> [Written request]:
Render the following material again verbatim, leaving nothing out.

> [Information shown]:
(begin)
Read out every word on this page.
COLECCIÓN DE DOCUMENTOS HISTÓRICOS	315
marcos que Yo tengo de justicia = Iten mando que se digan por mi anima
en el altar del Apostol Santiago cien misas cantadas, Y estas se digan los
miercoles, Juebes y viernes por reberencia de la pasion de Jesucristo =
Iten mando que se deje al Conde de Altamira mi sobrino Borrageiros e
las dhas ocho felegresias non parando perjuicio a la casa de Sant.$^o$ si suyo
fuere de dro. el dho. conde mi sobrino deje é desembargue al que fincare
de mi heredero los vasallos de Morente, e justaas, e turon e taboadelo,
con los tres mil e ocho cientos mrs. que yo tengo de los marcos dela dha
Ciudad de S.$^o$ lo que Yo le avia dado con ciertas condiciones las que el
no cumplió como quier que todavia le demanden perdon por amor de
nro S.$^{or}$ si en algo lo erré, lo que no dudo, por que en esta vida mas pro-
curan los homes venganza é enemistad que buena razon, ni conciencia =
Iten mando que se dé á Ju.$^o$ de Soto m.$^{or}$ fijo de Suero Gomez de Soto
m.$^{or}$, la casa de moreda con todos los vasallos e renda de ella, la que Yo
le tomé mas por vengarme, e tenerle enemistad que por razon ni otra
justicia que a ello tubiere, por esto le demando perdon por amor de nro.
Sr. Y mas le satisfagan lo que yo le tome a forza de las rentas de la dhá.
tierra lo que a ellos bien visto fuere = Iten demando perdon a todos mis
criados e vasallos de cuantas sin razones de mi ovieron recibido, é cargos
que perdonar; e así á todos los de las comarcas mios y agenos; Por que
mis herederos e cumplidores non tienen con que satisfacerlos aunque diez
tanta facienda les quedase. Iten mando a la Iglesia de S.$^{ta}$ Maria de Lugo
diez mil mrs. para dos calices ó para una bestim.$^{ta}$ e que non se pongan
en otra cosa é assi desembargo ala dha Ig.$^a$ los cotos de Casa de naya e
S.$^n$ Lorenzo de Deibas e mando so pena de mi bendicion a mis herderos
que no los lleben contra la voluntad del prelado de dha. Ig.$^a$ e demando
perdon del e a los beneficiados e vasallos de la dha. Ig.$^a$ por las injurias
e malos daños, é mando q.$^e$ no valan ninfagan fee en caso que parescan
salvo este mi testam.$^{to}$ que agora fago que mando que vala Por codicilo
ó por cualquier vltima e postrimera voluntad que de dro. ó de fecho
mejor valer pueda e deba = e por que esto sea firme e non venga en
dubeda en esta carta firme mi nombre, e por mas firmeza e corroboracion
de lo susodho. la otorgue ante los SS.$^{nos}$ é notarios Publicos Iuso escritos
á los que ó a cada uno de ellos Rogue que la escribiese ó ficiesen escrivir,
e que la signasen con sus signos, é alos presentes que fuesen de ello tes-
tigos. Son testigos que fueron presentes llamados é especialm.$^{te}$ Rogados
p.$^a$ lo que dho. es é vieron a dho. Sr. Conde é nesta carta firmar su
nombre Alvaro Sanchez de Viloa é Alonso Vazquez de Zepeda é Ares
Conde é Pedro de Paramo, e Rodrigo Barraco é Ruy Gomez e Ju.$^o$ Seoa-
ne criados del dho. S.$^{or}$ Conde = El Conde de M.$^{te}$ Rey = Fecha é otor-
(end)
> [Answer for the task]:
Read out every word on this page.
COLECCIÓN DE DOCUMENTOS HISTÓRICOS	315
marcos que Yo tengo de justicia = Iten mando que se digan por mi anima
en el altar del Apostol Santiago cien misas cantadas, Y estas se digan los
miercoles, Juebes y viernes por reberencia de la pasion de Jesucristo =
Iten mando que se deje al Conde de Altamira mi sobrino Borrageiros e
las dhas ocho felegresias non parando perjuicio a la casa de Sant.$^o$ si suyo
fuere de dro. el dho. conde mi sobrino deje é desembargue al que fincare
de mi heredero los vasallos de Morente, e justaas, e turon e taboadelo,
con los tres mil e ocho cientos mrs. que yo tengo de los marcos dela dha
Ciudad de S.$^o$ lo que Yo le avia dado con ciertas condiciones las que el
no cumplió como quier que todavia le demanden perdon por amor de
nro S.$^{or}$ si en algo lo erré, lo que no dudo, por que en esta vida mas pro-
curan los homes venganza é enemistad que buena razon, ni conciencia =
Iten mando que se dé á Ju.$^o$ de Soto m.$^{or}$ fijo de Suero Gomez de Soto
m.$^{or}$, la casa de moreda con todos los vasallos e renda de ella, la que Yo
le tomé mas por vengarme, e tenerle enemistad que por razon ni otra
justicia que a ello tubiere, por esto le demando perdon por amor de nro.
Sr. Y mas le satisfagan lo que yo le tome a forza de las rentas de la dhá.
tierra lo que a ellos bien visto fuere = Iten demando perdon a todos mis
criados e vasallos de cuantas sin razones de mi ovieron recibido, é cargos
que perdonar; e así á todos los de las comarcas mios y agenos; Por que
mis herederos e cumplidores non tienen con que satisfacerlos aunque diez
tanta facienda les quedase. Iten mando a la Iglesia de S.$^{ta}$ Maria de Lugo
diez mil mrs. para dos calices ó para una bestim.$^{ta}$ e que non se pongan
en otra cosa é assi desembargo ala dha Ig.$^a$ los cotos de Casa de naya e
S.$^n$ Lorenzo de Deibas e mando so pena de mi bendicion a mis herderos
que no los lleben contra la voluntad del prelado de dha. Ig.$^a$ e demando
perdon del e a los beneficiados e vasallos de la dha. Ig.$^a$ por las injurias
e malos daños, é mando q.$^e$ no valan ninfagan fee en caso que parescan
salvo este mi testam.$^{to}$ que agora fago que mando que vala Por codicilo
ó por cualquier vltima e postrimera voluntad que de dro. ó de fecho
mejor valer pueda e deba = e por que esto sea firme e non venga en
dubeda en esta carta firme mi nombre, e por mas firmeza e corroboracion
de lo susodho. la otorgue ante los SS.$^{nos}$ é notarios Publicos Iuso escritos
á los que ó a cada uno de ellos Rogue que la escribiese ó ficiesen escrivir,
e que la signasen con sus signos, é alos presentes que fuesen de ello tes-
tigos. Son testigos que fueron presentes llamados é especialm.$^{te}$ Rogados
p.$^a$ lo que dho. es é vieron a dho. Sr. Conde é nesta carta firmar su
nombre Alvaro Sanchez de Viloa é Alonso Vazquez de Zepeda é Ares
Conde é Pedro de Paramo, e Rodrigo Barraco é Ruy Gomez e Ju.$^o$ Seoa-
ne criados del dho. S.$^{or}$ Conde = El Conde de M.$^{te}$ Rey = Fecha é otor-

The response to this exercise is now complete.